● Extracted material:
☆ ☆ ☆

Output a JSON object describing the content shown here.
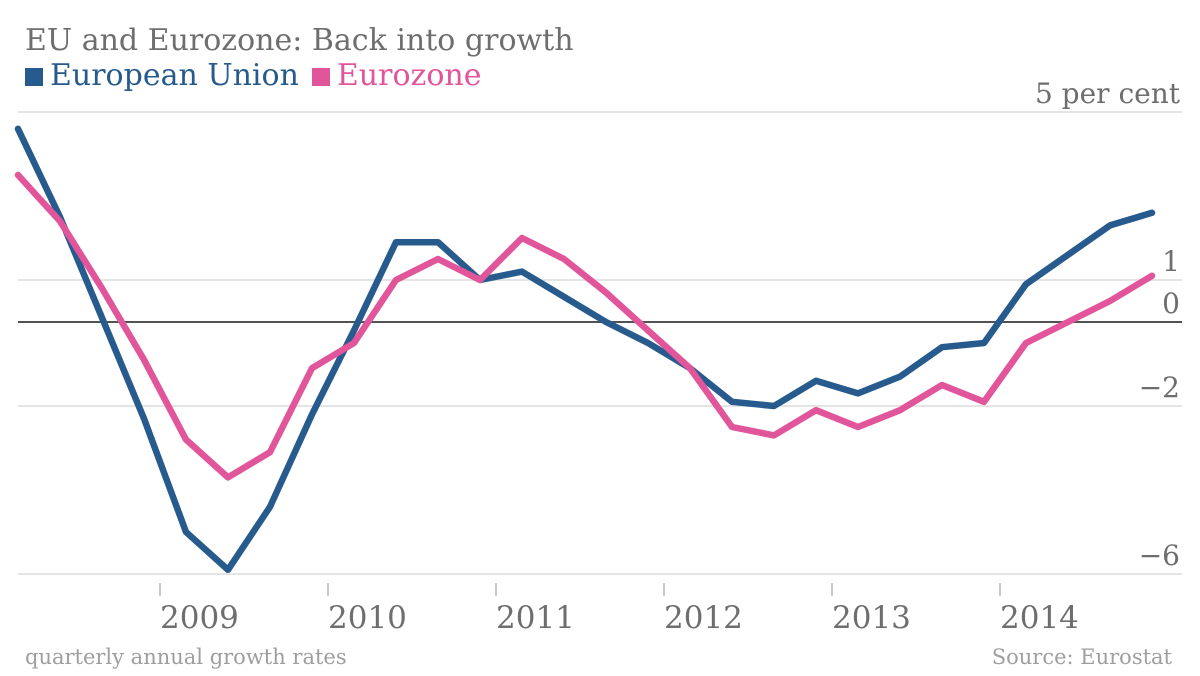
{
  "title": "EU and Eurozone: Back into growth",
  "legend": {
    "items": [
      {
        "label": "European Union",
        "color": "#275b8d"
      },
      {
        "label": "Eurozone",
        "color": "#e1559b"
      }
    ]
  },
  "footer": {
    "left_note": "quarterly annual growth rates",
    "right_source": "Source: Eurostat"
  },
  "colors": {
    "eu_blue": "#275b8d",
    "eurozone_pink": "#e1559b",
    "text_gray": "#6e6e6e",
    "footer_gray": "#9e9e9e",
    "gridline": "#e4e4e4",
    "zero_line": "#525252",
    "tick": "#c9c9c9"
  },
  "chart_data": {
    "type": "line",
    "title": "EU and Eurozone: Back into growth",
    "x_note": "quarterly annual growth rates",
    "source": "Source: Eurostat",
    "grid": "horizontal-only",
    "legend_position": "top-left",
    "categories": [
      "2008 Q1",
      "2008 Q2",
      "2008 Q3",
      "2008 Q4",
      "2009 Q1",
      "2009 Q2",
      "2009 Q3",
      "2009 Q4",
      "2010 Q1",
      "2010 Q2",
      "2010 Q3",
      "2010 Q4",
      "2011 Q1",
      "2011 Q2",
      "2011 Q3",
      "2011 Q4",
      "2012 Q1",
      "2012 Q2",
      "2012 Q3",
      "2012 Q4",
      "2013 Q1",
      "2013 Q2",
      "2013 Q3",
      "2013 Q4",
      "2014 Q1",
      "2014 Q2",
      "2014 Q3",
      "2014 Q4"
    ],
    "series": [
      {
        "name": "European Union",
        "color": "#275b8d",
        "values": [
          4.6,
          2.5,
          0.1,
          -2.3,
          -5.0,
          -5.9,
          -4.4,
          -2.2,
          -0.2,
          1.9,
          1.9,
          1.0,
          1.2,
          0.6,
          0.0,
          -0.5,
          -1.1,
          -1.9,
          -2.0,
          -1.4,
          -1.7,
          -1.3,
          -0.6,
          -0.5,
          0.9,
          1.6,
          2.3,
          2.6
        ]
      },
      {
        "name": "Eurozone",
        "color": "#e1559b",
        "values": [
          3.5,
          2.4,
          0.8,
          -0.9,
          -2.8,
          -3.7,
          -3.1,
          -1.1,
          -0.5,
          1.0,
          1.5,
          1.0,
          2.0,
          1.5,
          0.7,
          -0.2,
          -1.1,
          -2.5,
          -2.7,
          -2.1,
          -2.5,
          -2.1,
          -1.5,
          -1.9,
          -0.5,
          0.0,
          0.5,
          1.1
        ]
      }
    ],
    "x_year_ticks": [
      "2009",
      "2010",
      "2011",
      "2012",
      "2013",
      "2014"
    ],
    "y_ticks": [
      {
        "label": "5 per cent",
        "value": 5
      },
      {
        "label": "1",
        "value": 1
      },
      {
        "label": "0",
        "value": 0
      },
      {
        "label": "−2",
        "value": -2
      },
      {
        "label": "−6",
        "value": -6
      }
    ],
    "ylim": [
      -6.1,
      5.0
    ],
    "unit": "per cent"
  }
}
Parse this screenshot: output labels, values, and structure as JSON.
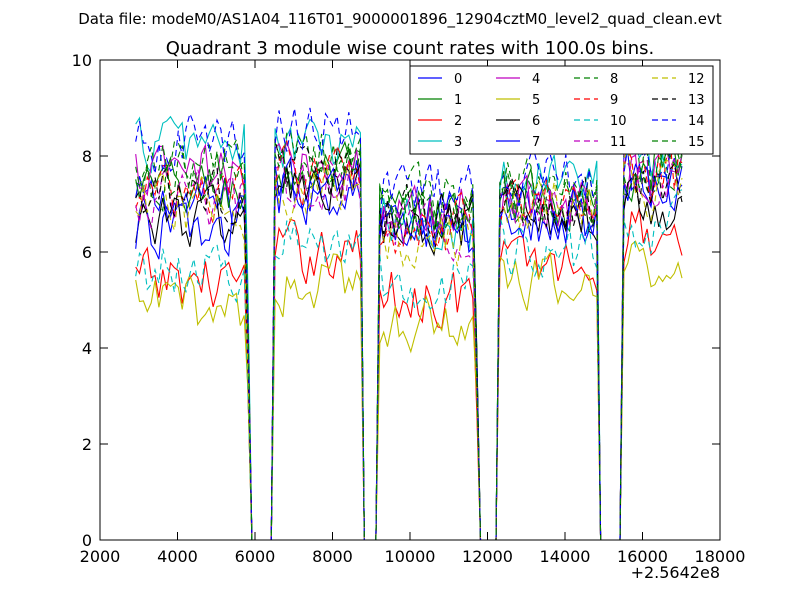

☆ ☆ ☆

● Your instructions:
Please write out all the data again word for word, but not the pictures.

● Task solution:
Output a JSON object describing the content shown here.
{
  "title": "EU and Eurozone: Back into growth",
  "legend": {
    "items": [
      {
        "label": "European Union",
        "color": "#275b8d"
      },
      {
        "label": "Eurozone",
        "color": "#e1559b"
      }
    ]
  },
  "footer": {
    "left_note": "quarterly annual growth rates",
    "right_source": "Source: Eurostat"
  },
  "colors": {
    "eu_blue": "#275b8d",
    "eurozone_pink": "#e1559b",
    "text_gray": "#6e6e6e",
    "footer_gray": "#9e9e9e",
    "gridline": "#e4e4e4",
    "zero_line": "#525252",
    "tick": "#c9c9c9"
  },
  "chart_data": {
    "type": "line",
    "title": "EU and Eurozone: Back into growth",
    "x_note": "quarterly annual growth rates",
    "source": "Source: Eurostat",
    "grid": "horizontal-only",
    "legend_position": "top-left",
    "categories": [
      "2008 Q1",
      "2008 Q2",
      "2008 Q3",
      "2008 Q4",
      "2009 Q1",
      "2009 Q2",
      "2009 Q3",
      "2009 Q4",
      "2010 Q1",
      "2010 Q2",
      "2010 Q3",
      "2010 Q4",
      "2011 Q1",
      "2011 Q2",
      "2011 Q3",
      "2011 Q4",
      "2012 Q1",
      "2012 Q2",
      "2012 Q3",
      "2012 Q4",
      "2013 Q1",
      "2013 Q2",
      "2013 Q3",
      "2013 Q4",
      "2014 Q1",
      "2014 Q2",
      "2014 Q3",
      "2014 Q4"
    ],
    "series": [
      {
        "name": "European Union",
        "color": "#275b8d",
        "values": [
          4.6,
          2.5,
          0.1,
          -2.3,
          -5.0,
          -5.9,
          -4.4,
          -2.2,
          -0.2,
          1.9,
          1.9,
          1.0,
          1.2,
          0.6,
          0.0,
          -0.5,
          -1.1,
          -1.9,
          -2.0,
          -1.4,
          -1.7,
          -1.3,
          -0.6,
          -0.5,
          0.9,
          1.6,
          2.3,
          2.6
        ]
      },
      {
        "name": "Eurozone",
        "color": "#e1559b",
        "values": [
          3.5,
          2.4,
          0.8,
          -0.9,
          -2.8,
          -3.7,
          -3.1,
          -1.1,
          -0.5,
          1.0,
          1.5,
          1.0,
          2.0,
          1.5,
          0.7,
          -0.2,
          -1.1,
          -2.5,
          -2.7,
          -2.1,
          -2.5,
          -2.1,
          -1.5,
          -1.9,
          -0.5,
          0.0,
          0.5,
          1.1
        ]
      }
    ],
    "x_year_ticks": [
      "2009",
      "2010",
      "2011",
      "2012",
      "2013",
      "2014"
    ],
    "y_ticks": [
      {
        "label": "5 per cent",
        "value": 5
      },
      {
        "label": "1",
        "value": 1
      },
      {
        "label": "0",
        "value": 0
      },
      {
        "label": "−2",
        "value": -2
      },
      {
        "label": "−6",
        "value": -6
      }
    ],
    "ylim": [
      -6.1,
      5.0
    ],
    "unit": "per cent"
  }
}
Parse this screenshot: output labels, values, and structure as JSON.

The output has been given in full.